Tarea planteada 1:
Reproduzca tal cual el tramo de las entradas que va desde su comienzo hasta la línea que contiene "value-label-france: 105 [495,452,530,475]", ambos extremos incluidos.

Texto fuente:
Entrevista en París a la galerista Nina Menocal
Entrevisto en París a la galerista cubana y mexicana Nina Menocal. La entrevista no tiene desperdicio. Me encanto la idea de Nina de al menos haber podido recuperar en algo lo mucho que el castrismo le robó a su familia. Enlace, texto y nuevas fotos:
"La cultura cierra y sana heridas", entrevista a Nina Menocal, por William Navarrete, Cubanet
“La cultura
cierra y sana heridas”
(El escritor
William Navarrete entrevista a la galerista cubanomexicana Nina Menocal
Johnson)
Conocí a Nina
Menocal sin conocerla gracias a mis nexos con muchos artistas cubanos de la
generación de 1980 a lo largo de estas últimas tres décadas. A pesar que he
estado en varias ocasiones en la Ciudad de México nunca me he encontré con ella
en el sitio en donde vive desde hace más de 60 años. En cambio, nos conocimos
hace algún tiempo ya en París, en la casa y atelier de Juan Luis Morales
Menocal y Teresa Ayuso, quienes no solo están emparentados con Nina, sino que
también son parte de los artistas que la galería representa en el DF.

Datos registrados:

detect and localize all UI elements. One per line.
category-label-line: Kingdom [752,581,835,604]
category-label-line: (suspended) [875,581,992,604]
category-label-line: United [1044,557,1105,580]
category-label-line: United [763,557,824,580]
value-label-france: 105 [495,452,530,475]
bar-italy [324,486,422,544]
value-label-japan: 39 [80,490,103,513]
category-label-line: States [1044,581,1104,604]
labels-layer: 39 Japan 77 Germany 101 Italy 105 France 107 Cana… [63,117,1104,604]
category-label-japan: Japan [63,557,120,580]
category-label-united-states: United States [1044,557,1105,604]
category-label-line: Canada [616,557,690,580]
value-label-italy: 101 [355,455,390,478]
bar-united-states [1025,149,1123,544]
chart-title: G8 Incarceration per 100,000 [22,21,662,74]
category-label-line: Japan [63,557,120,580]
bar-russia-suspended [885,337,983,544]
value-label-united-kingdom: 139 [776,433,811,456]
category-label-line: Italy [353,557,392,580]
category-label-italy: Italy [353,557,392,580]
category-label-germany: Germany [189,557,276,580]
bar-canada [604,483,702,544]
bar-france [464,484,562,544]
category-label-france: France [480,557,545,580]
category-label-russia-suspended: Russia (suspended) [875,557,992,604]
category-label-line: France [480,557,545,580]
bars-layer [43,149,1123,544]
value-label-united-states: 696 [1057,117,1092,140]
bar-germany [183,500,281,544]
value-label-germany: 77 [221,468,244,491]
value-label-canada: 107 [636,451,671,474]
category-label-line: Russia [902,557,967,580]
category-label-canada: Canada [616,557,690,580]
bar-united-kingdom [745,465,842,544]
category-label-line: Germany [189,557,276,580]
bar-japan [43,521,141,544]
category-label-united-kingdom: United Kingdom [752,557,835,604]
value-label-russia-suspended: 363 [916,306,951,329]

Tarea planteada 2:
Prosiga la entrevista a Nina Menocal a partir de su última oración.

Respuesta a la tarea 1:
detect and localize all UI elements. One per line.
category-label-line: Kingdom [752,581,835,604]
category-label-line: (suspended) [875,581,992,604]
category-label-line: United [1044,557,1105,580]
category-label-line: United [763,557,824,580]
value-label-france: 105 [495,452,530,475]

Respuesta a la tarea 2:
A Juan Luis se le
ocurrió que esta entrevista la hiciéramos en vivo, aprovechando la presencia de
Nina Menocal en la ciudad. Al principio yo no estaba muy convencido de que en
medio de los invitados pudiera entrevistarla, pero al final nos prestamos al
juego para ver qué salía de esta experiencia. La entrevista comenzó entonces en
el espacio del Atelier Morales, en la calle Rivoli, y la terminamos unos días
después en el hotel en donde ella se estaba quedando en el barrio de
Saint-Sulpice.
Mujer
emprendedora y muy carismática, Nina ha sabido actuar con independencia y se guiado
siempre por sus propios instintos. Es por eso que se convirtió desde hace prácticamente
tres décadas y media en la embajadora fuera de Cuba de toda una generación de
artistas de la isla nacidos después de 1959. Mejor que sea ella quien nos
cuente de sus experiencias, su vida y sus pasiones.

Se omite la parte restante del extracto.